EXERCISE BRIEF: Pictures in the data below are not part of the copy; transcribe everything else exactly.

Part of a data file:
--------

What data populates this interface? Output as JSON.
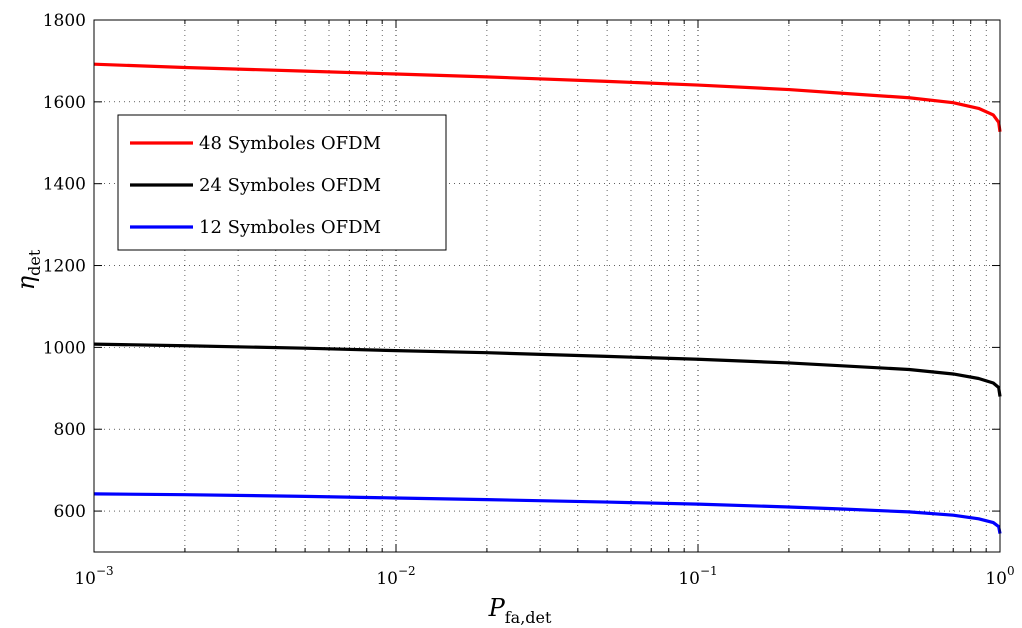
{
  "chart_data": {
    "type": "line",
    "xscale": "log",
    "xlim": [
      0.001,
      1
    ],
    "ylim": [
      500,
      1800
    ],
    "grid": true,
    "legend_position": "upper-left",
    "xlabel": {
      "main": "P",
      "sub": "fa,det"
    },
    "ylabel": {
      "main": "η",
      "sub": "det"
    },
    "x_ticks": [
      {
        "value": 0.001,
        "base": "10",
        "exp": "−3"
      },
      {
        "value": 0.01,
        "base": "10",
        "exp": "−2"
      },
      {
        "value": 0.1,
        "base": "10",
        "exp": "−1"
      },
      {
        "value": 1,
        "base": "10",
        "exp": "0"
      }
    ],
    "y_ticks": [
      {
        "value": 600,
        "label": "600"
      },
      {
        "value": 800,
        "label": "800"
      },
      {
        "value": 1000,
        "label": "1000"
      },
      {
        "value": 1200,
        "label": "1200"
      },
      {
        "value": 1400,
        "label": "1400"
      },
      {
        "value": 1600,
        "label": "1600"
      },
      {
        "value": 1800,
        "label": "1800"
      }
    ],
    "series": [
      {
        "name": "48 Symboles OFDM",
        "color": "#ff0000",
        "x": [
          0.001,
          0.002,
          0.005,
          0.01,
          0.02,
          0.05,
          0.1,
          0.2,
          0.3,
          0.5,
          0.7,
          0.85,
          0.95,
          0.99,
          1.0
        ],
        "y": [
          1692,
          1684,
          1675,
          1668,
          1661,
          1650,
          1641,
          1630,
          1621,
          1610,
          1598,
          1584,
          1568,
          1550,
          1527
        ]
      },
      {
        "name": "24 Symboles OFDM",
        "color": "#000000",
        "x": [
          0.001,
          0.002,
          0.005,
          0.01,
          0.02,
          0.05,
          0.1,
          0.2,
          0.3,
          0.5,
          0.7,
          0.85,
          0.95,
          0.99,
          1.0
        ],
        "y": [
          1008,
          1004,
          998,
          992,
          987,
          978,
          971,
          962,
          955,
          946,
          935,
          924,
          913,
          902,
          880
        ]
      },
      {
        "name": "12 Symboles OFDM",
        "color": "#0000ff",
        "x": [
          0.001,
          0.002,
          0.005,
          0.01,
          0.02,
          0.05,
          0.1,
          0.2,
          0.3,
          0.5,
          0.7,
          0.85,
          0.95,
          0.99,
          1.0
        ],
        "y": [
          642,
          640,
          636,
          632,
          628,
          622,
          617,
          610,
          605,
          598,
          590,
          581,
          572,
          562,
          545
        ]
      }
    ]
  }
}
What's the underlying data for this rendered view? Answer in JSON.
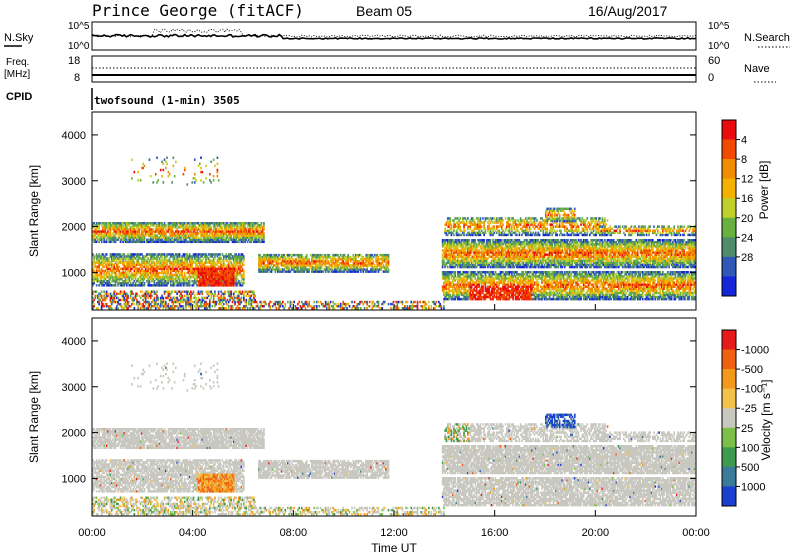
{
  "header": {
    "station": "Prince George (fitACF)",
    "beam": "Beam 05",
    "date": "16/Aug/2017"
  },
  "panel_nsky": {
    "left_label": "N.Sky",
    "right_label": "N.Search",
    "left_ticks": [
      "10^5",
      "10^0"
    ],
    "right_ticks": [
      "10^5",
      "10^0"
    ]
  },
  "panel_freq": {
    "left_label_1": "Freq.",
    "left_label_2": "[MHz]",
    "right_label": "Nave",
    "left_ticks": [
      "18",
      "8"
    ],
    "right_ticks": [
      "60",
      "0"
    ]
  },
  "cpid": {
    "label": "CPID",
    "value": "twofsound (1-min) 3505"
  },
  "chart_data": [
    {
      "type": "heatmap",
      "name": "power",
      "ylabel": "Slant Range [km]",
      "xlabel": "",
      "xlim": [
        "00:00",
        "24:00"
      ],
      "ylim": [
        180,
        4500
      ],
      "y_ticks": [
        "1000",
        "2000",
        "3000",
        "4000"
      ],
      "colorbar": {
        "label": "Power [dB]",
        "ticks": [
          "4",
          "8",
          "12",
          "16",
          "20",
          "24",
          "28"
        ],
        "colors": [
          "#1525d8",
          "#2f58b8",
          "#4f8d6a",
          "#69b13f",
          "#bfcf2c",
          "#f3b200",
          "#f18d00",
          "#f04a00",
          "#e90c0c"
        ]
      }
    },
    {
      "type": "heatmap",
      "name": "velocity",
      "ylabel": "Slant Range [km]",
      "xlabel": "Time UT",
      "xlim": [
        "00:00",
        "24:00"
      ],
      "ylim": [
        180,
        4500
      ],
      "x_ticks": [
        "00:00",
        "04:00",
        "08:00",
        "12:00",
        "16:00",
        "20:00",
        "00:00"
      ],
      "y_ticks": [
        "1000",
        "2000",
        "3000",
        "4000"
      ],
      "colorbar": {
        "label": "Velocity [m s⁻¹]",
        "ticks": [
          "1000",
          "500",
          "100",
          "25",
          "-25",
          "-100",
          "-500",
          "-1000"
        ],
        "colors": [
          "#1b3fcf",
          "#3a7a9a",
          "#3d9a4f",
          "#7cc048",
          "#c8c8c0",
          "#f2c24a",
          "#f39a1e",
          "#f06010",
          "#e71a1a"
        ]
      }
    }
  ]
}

--------

ANSWER FOR THIS EXERCISE:
What data populates this interface? Output as JSON.
{
  "chart_data": {
    "type": "line",
    "xscale": "log",
    "xlim": [
      0.001,
      1
    ],
    "ylim": [
      500,
      1800
    ],
    "grid": true,
    "legend_position": "upper-left",
    "xlabel": {
      "main": "P",
      "sub": "fa,det"
    },
    "ylabel": {
      "main": "η",
      "sub": "det"
    },
    "x_ticks": [
      {
        "value": 0.001,
        "base": "10",
        "exp": "−3"
      },
      {
        "value": 0.01,
        "base": "10",
        "exp": "−2"
      },
      {
        "value": 0.1,
        "base": "10",
        "exp": "−1"
      },
      {
        "value": 1,
        "base": "10",
        "exp": "0"
      }
    ],
    "y_ticks": [
      {
        "value": 600,
        "label": "600"
      },
      {
        "value": 800,
        "label": "800"
      },
      {
        "value": 1000,
        "label": "1000"
      },
      {
        "value": 1200,
        "label": "1200"
      },
      {
        "value": 1400,
        "label": "1400"
      },
      {
        "value": 1600,
        "label": "1600"
      },
      {
        "value": 1800,
        "label": "1800"
      }
    ],
    "series": [
      {
        "name": "48 Symboles OFDM",
        "color": "#ff0000",
        "x": [
          0.001,
          0.002,
          0.005,
          0.01,
          0.02,
          0.05,
          0.1,
          0.2,
          0.3,
          0.5,
          0.7,
          0.85,
          0.95,
          0.99,
          1.0
        ],
        "y": [
          1692,
          1684,
          1675,
          1668,
          1661,
          1650,
          1641,
          1630,
          1621,
          1610,
          1598,
          1584,
          1568,
          1550,
          1527
        ]
      },
      {
        "name": "24 Symboles OFDM",
        "color": "#000000",
        "x": [
          0.001,
          0.002,
          0.005,
          0.01,
          0.02,
          0.05,
          0.1,
          0.2,
          0.3,
          0.5,
          0.7,
          0.85,
          0.95,
          0.99,
          1.0
        ],
        "y": [
          1008,
          1004,
          998,
          992,
          987,
          978,
          971,
          962,
          955,
          946,
          935,
          924,
          913,
          902,
          880
        ]
      },
      {
        "name": "12 Symboles OFDM",
        "color": "#0000ff",
        "x": [
          0.001,
          0.002,
          0.005,
          0.01,
          0.02,
          0.05,
          0.1,
          0.2,
          0.3,
          0.5,
          0.7,
          0.85,
          0.95,
          0.99,
          1.0
        ],
        "y": [
          642,
          640,
          636,
          632,
          628,
          622,
          617,
          610,
          605,
          598,
          590,
          581,
          572,
          562,
          545
        ]
      }
    ]
  }
}
What's the underlying data for this rendered view? Answer in JSON.
{
  "header": {
    "station": "Prince George (fitACF)",
    "beam": "Beam 05",
    "date": "16/Aug/2017"
  },
  "panel_nsky": {
    "left_label": "N.Sky",
    "right_label": "N.Search",
    "left_ticks": [
      "10^5",
      "10^0"
    ],
    "right_ticks": [
      "10^5",
      "10^0"
    ]
  },
  "panel_freq": {
    "left_label_1": "Freq.",
    "left_label_2": "[MHz]",
    "right_label": "Nave",
    "left_ticks": [
      "18",
      "8"
    ],
    "right_ticks": [
      "60",
      "0"
    ]
  },
  "cpid": {
    "label": "CPID",
    "value": "twofsound (1-min) 3505"
  },
  "chart_data": [
    {
      "type": "heatmap",
      "name": "power",
      "ylabel": "Slant Range [km]",
      "xlabel": "",
      "xlim": [
        "00:00",
        "24:00"
      ],
      "ylim": [
        180,
        4500
      ],
      "y_ticks": [
        "1000",
        "2000",
        "3000",
        "4000"
      ],
      "colorbar": {
        "label": "Power [dB]",
        "ticks": [
          "4",
          "8",
          "12",
          "16",
          "20",
          "24",
          "28"
        ],
        "colors": [
          "#1525d8",
          "#2f58b8",
          "#4f8d6a",
          "#69b13f",
          "#bfcf2c",
          "#f3b200",
          "#f18d00",
          "#f04a00",
          "#e90c0c"
        ]
      }
    },
    {
      "type": "heatmap",
      "name": "velocity",
      "ylabel": "Slant Range [km]",
      "xlabel": "Time UT",
      "xlim": [
        "00:00",
        "24:00"
      ],
      "ylim": [
        180,
        4500
      ],
      "x_ticks": [
        "00:00",
        "04:00",
        "08:00",
        "12:00",
        "16:00",
        "20:00",
        "00:00"
      ],
      "y_ticks": [
        "1000",
        "2000",
        "3000",
        "4000"
      ],
      "colorbar": {
        "label": "Velocity [m s⁻¹]",
        "ticks": [
          "1000",
          "500",
          "100",
          "25",
          "-25",
          "-100",
          "-500",
          "-1000"
        ],
        "colors": [
          "#1b3fcf",
          "#3a7a9a",
          "#3d9a4f",
          "#7cc048",
          "#c8c8c0",
          "#f2c24a",
          "#f39a1e",
          "#f06010",
          "#e71a1a"
        ]
      }
    }
  ]
}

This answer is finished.